◆ **Short problem**
Copy out the data below with each "[interactable]" switched to "[clickable]", keeping everything else the same.

Data records:
------------------------------

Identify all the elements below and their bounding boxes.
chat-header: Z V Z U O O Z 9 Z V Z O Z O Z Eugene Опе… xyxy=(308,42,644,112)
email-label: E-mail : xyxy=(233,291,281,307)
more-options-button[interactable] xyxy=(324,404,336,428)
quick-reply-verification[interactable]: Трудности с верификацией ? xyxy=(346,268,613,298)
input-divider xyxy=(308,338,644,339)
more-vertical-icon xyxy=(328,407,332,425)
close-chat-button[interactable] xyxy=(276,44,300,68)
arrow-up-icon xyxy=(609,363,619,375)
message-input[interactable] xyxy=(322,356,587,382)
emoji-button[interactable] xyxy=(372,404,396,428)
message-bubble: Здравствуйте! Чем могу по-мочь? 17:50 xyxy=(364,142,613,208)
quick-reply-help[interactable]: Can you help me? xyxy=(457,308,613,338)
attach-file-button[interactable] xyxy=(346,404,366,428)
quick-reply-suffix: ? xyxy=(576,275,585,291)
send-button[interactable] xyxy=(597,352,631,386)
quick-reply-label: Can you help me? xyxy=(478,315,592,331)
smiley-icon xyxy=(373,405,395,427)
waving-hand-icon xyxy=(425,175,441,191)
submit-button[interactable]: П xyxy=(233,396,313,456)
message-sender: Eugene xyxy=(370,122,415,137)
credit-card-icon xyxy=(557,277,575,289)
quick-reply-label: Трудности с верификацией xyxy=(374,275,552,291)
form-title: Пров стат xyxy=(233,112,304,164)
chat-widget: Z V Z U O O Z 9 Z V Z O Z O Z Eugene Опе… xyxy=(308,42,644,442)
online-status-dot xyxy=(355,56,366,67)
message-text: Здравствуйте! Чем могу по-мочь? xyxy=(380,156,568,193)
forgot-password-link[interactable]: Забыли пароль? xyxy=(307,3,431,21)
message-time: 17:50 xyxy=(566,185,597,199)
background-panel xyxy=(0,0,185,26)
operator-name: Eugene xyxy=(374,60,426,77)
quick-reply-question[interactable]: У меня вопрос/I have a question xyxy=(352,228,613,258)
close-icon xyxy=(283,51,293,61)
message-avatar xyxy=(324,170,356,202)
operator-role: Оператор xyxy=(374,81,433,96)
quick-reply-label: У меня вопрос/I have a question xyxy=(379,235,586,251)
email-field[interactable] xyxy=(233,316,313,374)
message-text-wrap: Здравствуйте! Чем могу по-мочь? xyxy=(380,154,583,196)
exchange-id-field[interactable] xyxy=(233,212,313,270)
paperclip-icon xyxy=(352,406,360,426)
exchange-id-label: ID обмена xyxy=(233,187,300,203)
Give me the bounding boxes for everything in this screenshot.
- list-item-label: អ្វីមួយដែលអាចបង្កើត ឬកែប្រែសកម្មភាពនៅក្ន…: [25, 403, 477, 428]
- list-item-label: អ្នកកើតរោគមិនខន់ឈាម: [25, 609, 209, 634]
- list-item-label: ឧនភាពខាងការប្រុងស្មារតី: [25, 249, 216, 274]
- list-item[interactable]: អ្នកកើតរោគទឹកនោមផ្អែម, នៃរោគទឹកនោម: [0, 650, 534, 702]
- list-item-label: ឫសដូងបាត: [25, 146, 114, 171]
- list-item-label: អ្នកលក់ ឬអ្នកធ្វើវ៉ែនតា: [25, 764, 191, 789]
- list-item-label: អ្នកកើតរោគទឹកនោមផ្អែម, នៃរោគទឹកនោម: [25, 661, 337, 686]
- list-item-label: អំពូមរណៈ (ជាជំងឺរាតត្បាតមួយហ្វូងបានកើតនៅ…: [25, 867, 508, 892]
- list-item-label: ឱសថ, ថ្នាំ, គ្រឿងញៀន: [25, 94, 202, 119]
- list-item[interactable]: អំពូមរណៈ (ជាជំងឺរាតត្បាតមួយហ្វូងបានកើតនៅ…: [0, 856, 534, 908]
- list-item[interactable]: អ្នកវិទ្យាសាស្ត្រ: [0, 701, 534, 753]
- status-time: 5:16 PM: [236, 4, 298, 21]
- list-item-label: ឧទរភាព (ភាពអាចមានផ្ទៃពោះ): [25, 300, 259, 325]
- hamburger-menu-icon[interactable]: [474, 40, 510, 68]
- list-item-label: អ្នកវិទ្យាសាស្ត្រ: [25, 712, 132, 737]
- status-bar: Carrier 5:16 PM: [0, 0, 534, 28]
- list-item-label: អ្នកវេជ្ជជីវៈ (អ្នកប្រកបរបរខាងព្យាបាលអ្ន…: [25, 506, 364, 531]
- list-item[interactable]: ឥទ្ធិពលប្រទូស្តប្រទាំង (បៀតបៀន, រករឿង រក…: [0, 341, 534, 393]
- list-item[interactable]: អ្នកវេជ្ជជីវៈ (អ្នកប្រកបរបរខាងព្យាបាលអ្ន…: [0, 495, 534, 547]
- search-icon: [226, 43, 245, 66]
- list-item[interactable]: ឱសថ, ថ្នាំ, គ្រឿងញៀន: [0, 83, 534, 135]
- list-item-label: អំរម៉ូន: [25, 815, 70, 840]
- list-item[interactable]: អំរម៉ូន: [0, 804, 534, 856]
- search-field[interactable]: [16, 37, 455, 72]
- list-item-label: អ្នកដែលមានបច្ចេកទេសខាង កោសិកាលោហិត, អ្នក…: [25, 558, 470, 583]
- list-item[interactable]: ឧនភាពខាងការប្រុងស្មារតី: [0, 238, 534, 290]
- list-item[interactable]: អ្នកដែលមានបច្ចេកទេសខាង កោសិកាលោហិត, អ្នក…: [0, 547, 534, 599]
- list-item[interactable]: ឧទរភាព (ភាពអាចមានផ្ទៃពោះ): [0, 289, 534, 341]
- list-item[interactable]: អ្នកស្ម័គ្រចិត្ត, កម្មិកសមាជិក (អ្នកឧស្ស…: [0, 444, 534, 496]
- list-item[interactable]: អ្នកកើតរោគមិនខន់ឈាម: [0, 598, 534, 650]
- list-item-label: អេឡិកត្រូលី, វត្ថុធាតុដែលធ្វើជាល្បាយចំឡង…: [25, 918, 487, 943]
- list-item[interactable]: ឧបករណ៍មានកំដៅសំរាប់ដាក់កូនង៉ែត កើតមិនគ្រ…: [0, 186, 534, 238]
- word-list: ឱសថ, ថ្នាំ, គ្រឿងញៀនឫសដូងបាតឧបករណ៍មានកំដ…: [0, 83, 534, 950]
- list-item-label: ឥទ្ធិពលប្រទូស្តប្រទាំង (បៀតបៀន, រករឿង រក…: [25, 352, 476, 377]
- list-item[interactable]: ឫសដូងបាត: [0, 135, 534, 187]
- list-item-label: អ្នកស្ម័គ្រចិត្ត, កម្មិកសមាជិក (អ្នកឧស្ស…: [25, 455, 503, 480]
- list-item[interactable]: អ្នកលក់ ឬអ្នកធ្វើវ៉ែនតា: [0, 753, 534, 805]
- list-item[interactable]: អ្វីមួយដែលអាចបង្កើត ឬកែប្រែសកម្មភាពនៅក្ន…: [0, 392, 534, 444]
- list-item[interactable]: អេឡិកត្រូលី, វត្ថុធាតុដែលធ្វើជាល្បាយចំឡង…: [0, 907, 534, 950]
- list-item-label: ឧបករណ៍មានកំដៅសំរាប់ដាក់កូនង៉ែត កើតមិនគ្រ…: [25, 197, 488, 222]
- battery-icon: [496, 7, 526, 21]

------------------------------

◆ **Output for this task**
Identify all the elements below and their bounding boxes.
chat-header: Z V Z U O O Z 9 Z V Z O Z O Z Eugene Опе… xyxy=(308,42,644,112)
email-label: E-mail : xyxy=(233,291,281,307)
more-options-button[clickable] xyxy=(324,404,336,428)
quick-reply-verification[clickable]: Трудности с верификацией ? xyxy=(346,268,613,298)
input-divider xyxy=(308,338,644,339)
more-vertical-icon xyxy=(328,407,332,425)
close-chat-button[clickable] xyxy=(276,44,300,68)
arrow-up-icon xyxy=(609,363,619,375)
message-input[clickable] xyxy=(322,356,587,382)
emoji-button[clickable] xyxy=(372,404,396,428)
message-bubble: Здравствуйте! Чем могу по-мочь? 17:50 xyxy=(364,142,613,208)
quick-reply-help[clickable]: Can you help me? xyxy=(457,308,613,338)
attach-file-button[clickable] xyxy=(346,404,366,428)
quick-reply-suffix: ? xyxy=(576,275,585,291)
send-button[clickable] xyxy=(597,352,631,386)
quick-reply-label: Can you help me? xyxy=(478,315,592,331)
smiley-icon xyxy=(373,405,395,427)
waving-hand-icon xyxy=(425,175,441,191)
submit-button[clickable]: П xyxy=(233,396,313,456)
message-sender: Eugene xyxy=(370,122,415,137)
credit-card-icon xyxy=(557,277,575,289)
quick-reply-label: Трудности с верификацией xyxy=(374,275,552,291)
form-title: Пров стат xyxy=(233,112,304,164)
chat-widget: Z V Z U O O Z 9 Z V Z O Z O Z Eugene Опе… xyxy=(308,42,644,442)
online-status-dot xyxy=(355,56,366,67)
message-text: Здравствуйте! Чем могу по-мочь? xyxy=(380,156,568,193)
forgot-password-link[clickable]: Забыли пароль? xyxy=(307,3,431,21)
message-time: 17:50 xyxy=(566,185,597,199)
background-panel xyxy=(0,0,185,26)
operator-name: Eugene xyxy=(374,60,426,77)
quick-reply-question[clickable]: У меня вопрос/I have a question xyxy=(352,228,613,258)
close-icon xyxy=(283,51,293,61)
message-avatar xyxy=(324,170,356,202)
operator-role: Оператор xyxy=(374,81,433,96)
quick-reply-label: У меня вопрос/I have a question xyxy=(379,235,586,251)
email-field[clickable] xyxy=(233,316,313,374)
message-text-wrap: Здравствуйте! Чем могу по-мочь? xyxy=(380,154,583,196)
exchange-id-field[clickable] xyxy=(233,212,313,270)
paperclip-icon xyxy=(352,406,360,426)
exchange-id-label: ID обмена xyxy=(233,187,300,203)
Give me the bounding boxes for everything in this screenshot.
- list-item-label: អ្វីមួយដែលអាចបង្កើត ឬកែប្រែសកម្មភាពនៅក្ន…: [25, 403, 477, 428]
- list-item-label: អ្នកកើតរោគមិនខន់ឈាម: [25, 609, 209, 634]
- list-item-label: ឧនភាពខាងការប្រុងស្មារតី: [25, 249, 216, 274]
- list-item[clickable]: អ្នកកើតរោគទឹកនោមផ្អែម, នៃរោគទឹកនោម: [0, 650, 534, 702]
- list-item-label: ឫសដូងបាត: [25, 146, 114, 171]
- list-item-label: អ្នកលក់ ឬអ្នកធ្វើវ៉ែនតា: [25, 764, 191, 789]
- list-item-label: អ្នកកើតរោគទឹកនោមផ្អែម, នៃរោគទឹកនោម: [25, 661, 337, 686]
- list-item-label: អំពូមរណៈ (ជាជំងឺរាតត្បាតមួយហ្វូងបានកើតនៅ…: [25, 867, 508, 892]
- list-item-label: ឱសថ, ថ្នាំ, គ្រឿងញៀន: [25, 94, 202, 119]
- list-item[clickable]: អំពូមរណៈ (ជាជំងឺរាតត្បាតមួយហ្វូងបានកើតនៅ…: [0, 856, 534, 908]
- list-item[clickable]: អ្នកវិទ្យាសាស្ត្រ: [0, 701, 534, 753]
- status-time: 5:16 PM: [236, 4, 298, 21]
- list-item-label: ឧទរភាព (ភាពអាចមានផ្ទៃពោះ): [25, 300, 259, 325]
- hamburger-menu-icon[clickable]: [474, 40, 510, 68]
- list-item-label: អ្នកវិទ្យាសាស្ត្រ: [25, 712, 132, 737]
- status-bar: Carrier 5:16 PM: [0, 0, 534, 28]
- list-item-label: អ្នកវេជ្ជជីវៈ (អ្នកប្រកបរបរខាងព្យាបាលអ្ន…: [25, 506, 364, 531]
- list-item[clickable]: ឥទ្ធិពលប្រទូស្តប្រទាំង (បៀតបៀន, រករឿង រក…: [0, 341, 534, 393]
- list-item[clickable]: អ្នកវេជ្ជជីវៈ (អ្នកប្រកបរបរខាងព្យាបាលអ្ន…: [0, 495, 534, 547]
- search-icon: [226, 43, 245, 66]
- list-item[clickable]: ឱសថ, ថ្នាំ, គ្រឿងញៀន: [0, 83, 534, 135]
- list-item-label: អំរម៉ូន: [25, 815, 70, 840]
- list-item[clickable]: អំរម៉ូន: [0, 804, 534, 856]
- search-field[clickable]: [16, 37, 455, 72]
- list-item-label: អ្នកដែលមានបច្ចេកទេសខាង កោសិកាលោហិត, អ្នក…: [25, 558, 470, 583]
- list-item[clickable]: ឧនភាពខាងការប្រុងស្មារតី: [0, 238, 534, 290]
- list-item[clickable]: អ្នកដែលមានបច្ចេកទេសខាង កោសិកាលោហិត, អ្នក…: [0, 547, 534, 599]
- list-item[clickable]: ឧទរភាព (ភាពអាចមានផ្ទៃពោះ): [0, 289, 534, 341]
- list-item[clickable]: អ្នកស្ម័គ្រចិត្ត, កម្មិកសមាជិក (អ្នកឧស្ស…: [0, 444, 534, 496]
- list-item[clickable]: អ្នកកើតរោគមិនខន់ឈាម: [0, 598, 534, 650]
- list-item-label: អេឡិកត្រូលី, វត្ថុធាតុដែលធ្វើជាល្បាយចំឡង…: [25, 918, 487, 943]
- list-item[clickable]: ឧបករណ៍មានកំដៅសំរាប់ដាក់កូនង៉ែត កើតមិនគ្រ…: [0, 186, 534, 238]
- word-list: ឱសថ, ថ្នាំ, គ្រឿងញៀនឫសដូងបាតឧបករណ៍មានកំដ…: [0, 83, 534, 950]
- list-item-label: ឥទ្ធិពលប្រទូស្តប្រទាំង (បៀតបៀន, រករឿង រក…: [25, 352, 476, 377]
- list-item[clickable]: ឫសដូងបាត: [0, 135, 534, 187]
- list-item-label: អ្នកស្ម័គ្រចិត្ត, កម្មិកសមាជិក (អ្នកឧស្ស…: [25, 455, 503, 480]
- list-item[clickable]: អ្នកលក់ ឬអ្នកធ្វើវ៉ែនតា: [0, 753, 534, 805]
- list-item[clickable]: អ្វីមួយដែលអាចបង្កើត ឬកែប្រែសកម្មភាពនៅក្ន…: [0, 392, 534, 444]
- list-item[clickable]: អេឡិកត្រូលី, វត្ថុធាតុដែលធ្វើជាល្បាយចំឡង…: [0, 907, 534, 950]
- list-item-label: ឧបករណ៍មានកំដៅសំរាប់ដាក់កូនង៉ែត កើតមិនគ្រ…: [25, 197, 488, 222]
- battery-icon: [496, 7, 526, 21]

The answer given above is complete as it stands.